* WHAT YOU SHOULD DO
Write out the entire listing below exactly, with the pictures left out.
╔══
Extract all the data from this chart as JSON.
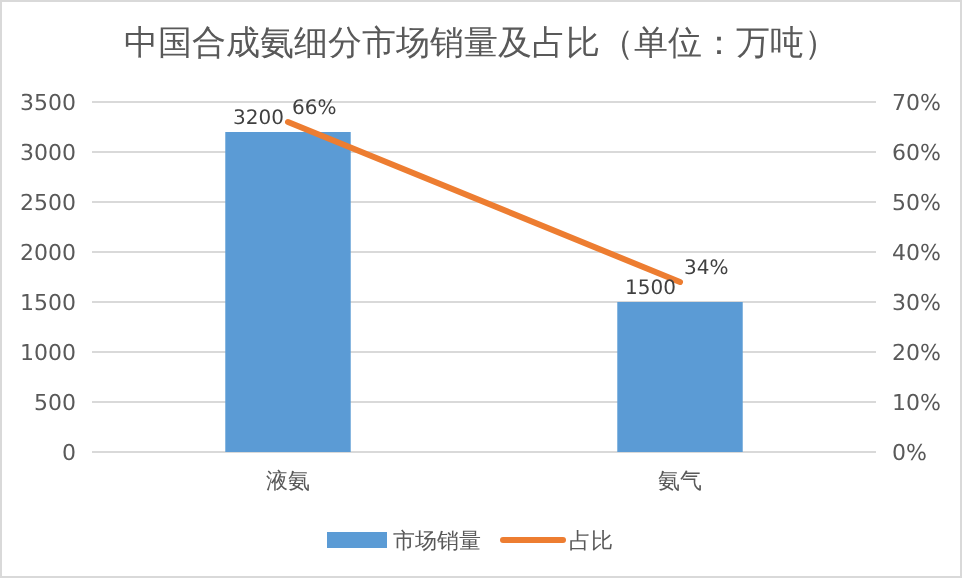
{
  "chart_data": {
    "type": "bar",
    "title": "中国合成氨细分市场销量及占比（单位：万吨）",
    "categories": [
      "液氨",
      "氨气"
    ],
    "series": [
      {
        "name": "市场销量",
        "color": "#5b9bd5",
        "values": [
          3200,
          1500
        ],
        "value_labels": [
          "3200",
          "1500"
        ]
      },
      {
        "name": "占比",
        "type": "line",
        "axis": "y2",
        "color": "#ed7d31",
        "values": [
          66,
          34
        ],
        "value_labels": [
          "66%",
          "34%"
        ],
        "marker": "none"
      }
    ],
    "ylim": [
      0,
      3500
    ],
    "yticks": [
      0,
      500,
      1000,
      1500,
      2000,
      2500,
      3000,
      3500
    ],
    "y2lim": [
      0,
      70
    ],
    "y2ticks": [
      {
        "value": 0,
        "label": "0%"
      },
      {
        "value": 10,
        "label": "10%"
      },
      {
        "value": 20,
        "label": "20%"
      },
      {
        "value": 30,
        "label": "30%"
      },
      {
        "value": 40,
        "label": "40%"
      },
      {
        "value": 50,
        "label": "50%"
      },
      {
        "value": 60,
        "label": "60%"
      },
      {
        "value": 70,
        "label": "70%"
      }
    ],
    "grid": "y",
    "legend": "bottom"
  }
}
╚══
* RESPONSE
Extract all the data from this chart as JSON.
{
  "chart_data": {
    "type": "bar",
    "title": "中国合成氨细分市场销量及占比（单位：万吨）",
    "categories": [
      "液氨",
      "氨气"
    ],
    "series": [
      {
        "name": "市场销量",
        "color": "#5b9bd5",
        "values": [
          3200,
          1500
        ],
        "value_labels": [
          "3200",
          "1500"
        ]
      },
      {
        "name": "占比",
        "type": "line",
        "axis": "y2",
        "color": "#ed7d31",
        "values": [
          66,
          34
        ],
        "value_labels": [
          "66%",
          "34%"
        ],
        "marker": "none"
      }
    ],
    "ylim": [
      0,
      3500
    ],
    "yticks": [
      0,
      500,
      1000,
      1500,
      2000,
      2500,
      3000,
      3500
    ],
    "y2lim": [
      0,
      70
    ],
    "y2ticks": [
      {
        "value": 0,
        "label": "0%"
      },
      {
        "value": 10,
        "label": "10%"
      },
      {
        "value": 20,
        "label": "20%"
      },
      {
        "value": 30,
        "label": "30%"
      },
      {
        "value": 40,
        "label": "40%"
      },
      {
        "value": 50,
        "label": "50%"
      },
      {
        "value": 60,
        "label": "60%"
      },
      {
        "value": 70,
        "label": "70%"
      }
    ],
    "grid": "y",
    "legend": "bottom"
  }
}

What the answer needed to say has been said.